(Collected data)
##########
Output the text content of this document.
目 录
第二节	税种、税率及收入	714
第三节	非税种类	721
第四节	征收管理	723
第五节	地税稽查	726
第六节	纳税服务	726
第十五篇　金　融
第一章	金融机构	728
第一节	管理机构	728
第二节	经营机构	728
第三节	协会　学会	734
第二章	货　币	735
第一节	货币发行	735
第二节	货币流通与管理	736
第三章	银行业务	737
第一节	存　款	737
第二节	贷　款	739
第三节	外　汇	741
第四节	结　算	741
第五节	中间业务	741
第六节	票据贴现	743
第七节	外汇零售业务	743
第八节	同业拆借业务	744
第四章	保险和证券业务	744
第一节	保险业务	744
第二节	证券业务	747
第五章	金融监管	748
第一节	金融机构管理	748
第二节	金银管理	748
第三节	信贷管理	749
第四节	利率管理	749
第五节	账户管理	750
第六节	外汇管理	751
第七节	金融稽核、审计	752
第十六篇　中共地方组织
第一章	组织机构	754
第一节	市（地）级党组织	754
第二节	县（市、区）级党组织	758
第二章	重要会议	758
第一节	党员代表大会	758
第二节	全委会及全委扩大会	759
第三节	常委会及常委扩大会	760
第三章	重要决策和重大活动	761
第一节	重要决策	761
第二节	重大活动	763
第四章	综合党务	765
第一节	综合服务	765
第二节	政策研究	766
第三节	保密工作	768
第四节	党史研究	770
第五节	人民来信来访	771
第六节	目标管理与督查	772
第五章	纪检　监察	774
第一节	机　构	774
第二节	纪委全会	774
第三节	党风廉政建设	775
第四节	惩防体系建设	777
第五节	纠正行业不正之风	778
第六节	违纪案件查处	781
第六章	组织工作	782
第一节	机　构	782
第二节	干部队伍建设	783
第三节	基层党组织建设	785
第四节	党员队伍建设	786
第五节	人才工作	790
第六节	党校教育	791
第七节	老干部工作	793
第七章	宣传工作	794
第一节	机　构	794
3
##########
## Given exercise
Go through the records above and set each one down exactly, please.

## Task output
Output the text content of this document.
目 录
第二节	税种、税率及收入	714
第三节	非税种类	721
第四节	征收管理	723
第五节	地税稽查	726
第六节	纳税服务	726
第十五篇　金　融
第一章	金融机构	728
第一节	管理机构	728
第二节	经营机构	728
第三节	协会　学会	734
第二章	货　币	735
第一节	货币发行	735
第二节	货币流通与管理	736
第三章	银行业务	737
第一节	存　款	737
第二节	贷　款	739
第三节	外　汇	741
第四节	结　算	741
第五节	中间业务	741
第六节	票据贴现	743
第七节	外汇零售业务	743
第八节	同业拆借业务	744
第四章	保险和证券业务	744
第一节	保险业务	744
第二节	证券业务	747
第五章	金融监管	748
第一节	金融机构管理	748
第二节	金银管理	748
第三节	信贷管理	749
第四节	利率管理	749
第五节	账户管理	750
第六节	外汇管理	751
第七节	金融稽核、审计	752
第十六篇　中共地方组织
第一章	组织机构	754
第一节	市（地）级党组织	754
第二节	县（市、区）级党组织	758
第二章	重要会议	758
第一节	党员代表大会	758
第二节	全委会及全委扩大会	759
第三节	常委会及常委扩大会	760
第三章	重要决策和重大活动	761
第一节	重要决策	761
第二节	重大活动	763
第四章	综合党务	765
第一节	综合服务	765
第二节	政策研究	766
第三节	保密工作	768
第四节	党史研究	770
第五节	人民来信来访	771
第六节	目标管理与督查	772
第五章	纪检　监察	774
第一节	机　构	774
第二节	纪委全会	774
第三节	党风廉政建设	775
第四节	惩防体系建设	777
第五节	纠正行业不正之风	778
第六节	违纪案件查处	781
第六章	组织工作	782
第一节	机　构	782
第二节	干部队伍建设	783
第三节	基层党组织建设	785
第四节	党员队伍建设	786
第五节	人才工作	790
第六节	党校教育	791
第七节	老干部工作	793
第七章	宣传工作	794
第一节	机　构	794
3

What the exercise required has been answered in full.